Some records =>
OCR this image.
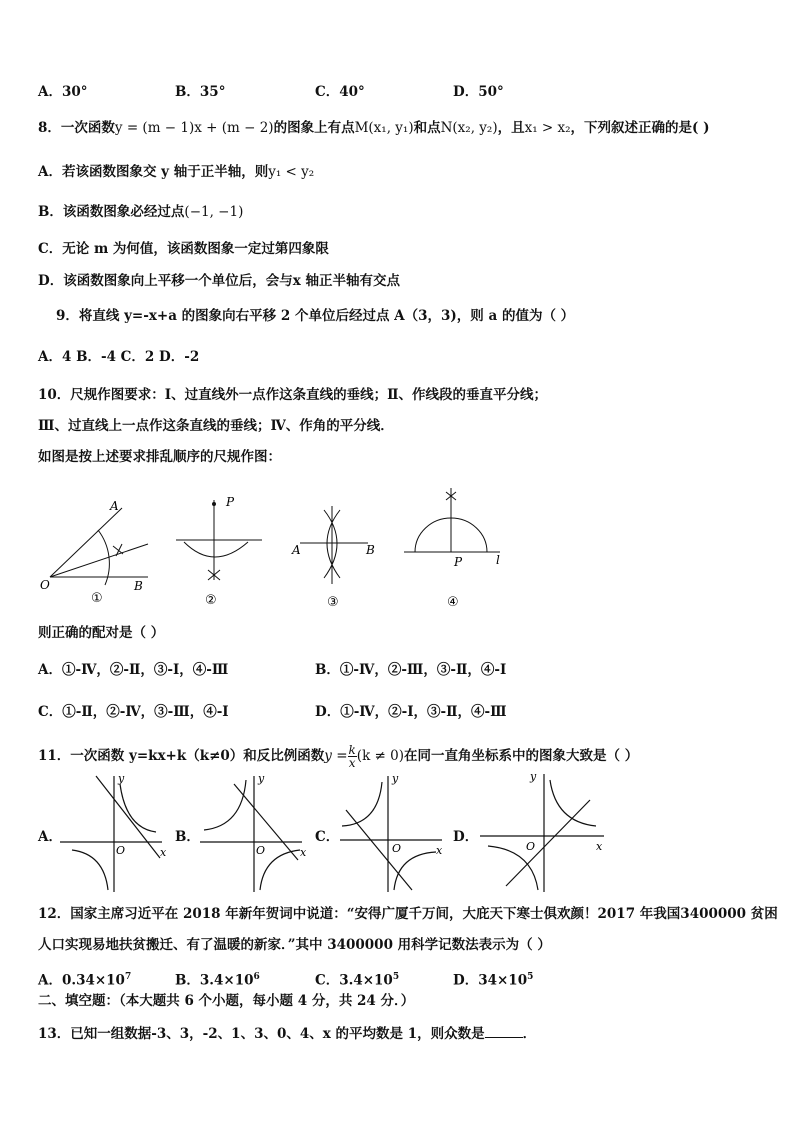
A．30°	B．35°	C．40°	D．50°
8．一次函数y = (m − 1)x + (m − 2)的图象上有点M(x₁, y₁)和点N(x₂, y₂)，且x₁ > x₂，下列叙述正确的是( )
A．若该函数图象交 y 轴于正半轴，则y₁ < y₂
B．该函数图象必经过点(−1, −1)
C．无论 m 为何值，该函数图象一定过第四象限
D．该函数图象向上平移一个单位后，会与x 轴正半轴有交点
9．将直线 y=-x+a 的图象向右平移 2 个单位后经过点 A（3，3)，则 a 的值为（ ）
A．4 B．-4 C．2 D．-2
10．尺规作图要求：Ⅰ、过直线外一点作这条直线的垂线；Ⅱ、作线段的垂直平分线；
Ⅲ、过直线上一点作这条直线的垂线；Ⅳ、作角的平分线．
如图是按上述要求排乱顺序的尺规作图：
A
O	B
①
P
②
A	B
③
P	l
④
则正确的配对是（ ）
A．①-Ⅳ，②-Ⅱ，③-Ⅰ，④-Ⅲ	B．①-Ⅳ，②-Ⅲ，③-Ⅱ，④-Ⅰ
C．①-Ⅱ，②-Ⅳ，③-Ⅲ，④-Ⅰ	D．①-Ⅳ，②-Ⅰ，③-Ⅱ，④-Ⅲ
11．一次函数 y=kx+k（k≠0）和反比例函数$y = \frac{k}{x} (k \ne 0)$在同一直角坐标系中的图象大致是（ ）
A．	B．	C．	D．
y
x
O
y
x
O
y
x
O
y
x
O
12．国家主席习近平在 2018 年新年贺词中说道：“安得广厦千万间，大庇天下寒士俱欢颜！2017 年我国3400000 贫困
人口实现易地扶贫搬迁、有了温暖的新家．”其中 3400000 用科学记数法表示为（ ）
A．$0.34\times 10^7$	B．$3.4\times 10^6$	C．$3.4\times 10^5$	D．$34\times 10^5$
二、填空题：（本大题共 6 个小题，每小题 4 分，共 24 分．）
13．已知一组数据-3、3，-2、1、3、0、4、x 的平均数是 1，则众数是	．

Written task => Go through the listing above and write it out again exactly, dropping the pictures.

Task answer =>
OCR this image.
A．30°	B．35°	C．40°	D．50°
8．一次函数y = (m − 1)x + (m − 2)的图象上有点M(x₁, y₁)和点N(x₂, y₂)，且x₁ > x₂，下列叙述正确的是( )
A．若该函数图象交 y 轴于正半轴，则y₁ < y₂
B．该函数图象必经过点(−1, −1)
C．无论 m 为何值，该函数图象一定过第四象限
D．该函数图象向上平移一个单位后，会与x 轴正半轴有交点
9．将直线 y=-x+a 的图象向右平移 2 个单位后经过点 A（3，3)，则 a 的值为（ ）
A．4 B．-4 C．2 D．-2
10．尺规作图要求：Ⅰ、过直线外一点作这条直线的垂线；Ⅱ、作线段的垂直平分线；
Ⅲ、过直线上一点作这条直线的垂线；Ⅳ、作角的平分线．
如图是按上述要求排乱顺序的尺规作图：
A
O	B
①
P
②
A	B
③
P	l
④
则正确的配对是（ ）
A．①-Ⅳ，②-Ⅱ，③-Ⅰ，④-Ⅲ	B．①-Ⅳ，②-Ⅲ，③-Ⅱ，④-Ⅰ
C．①-Ⅱ，②-Ⅳ，③-Ⅲ，④-Ⅰ	D．①-Ⅳ，②-Ⅰ，③-Ⅱ，④-Ⅲ
11．一次函数 y=kx+k（k≠0）和反比例函数$y = \frac{k}{x} (k \ne 0)$在同一直角坐标系中的图象大致是（ ）
A．	B．	C．	D．
y
x
O
y
x
O
y
x
O
y
x
O
12．国家主席习近平在 2018 年新年贺词中说道：“安得广厦千万间，大庇天下寒士俱欢颜！2017 年我国3400000 贫困
人口实现易地扶贫搬迁、有了温暖的新家．”其中 3400000 用科学记数法表示为（ ）
A．$0.34\times 10^7$	B．$3.4\times 10^6$	C．$3.4\times 10^5$	D．$34\times 10^5$
二、填空题：（本大题共 6 个小题，每小题 4 分，共 24 分．）
13．已知一组数据-3、3，-2、1、3、0、4、x 的平均数是 1，则众数是	．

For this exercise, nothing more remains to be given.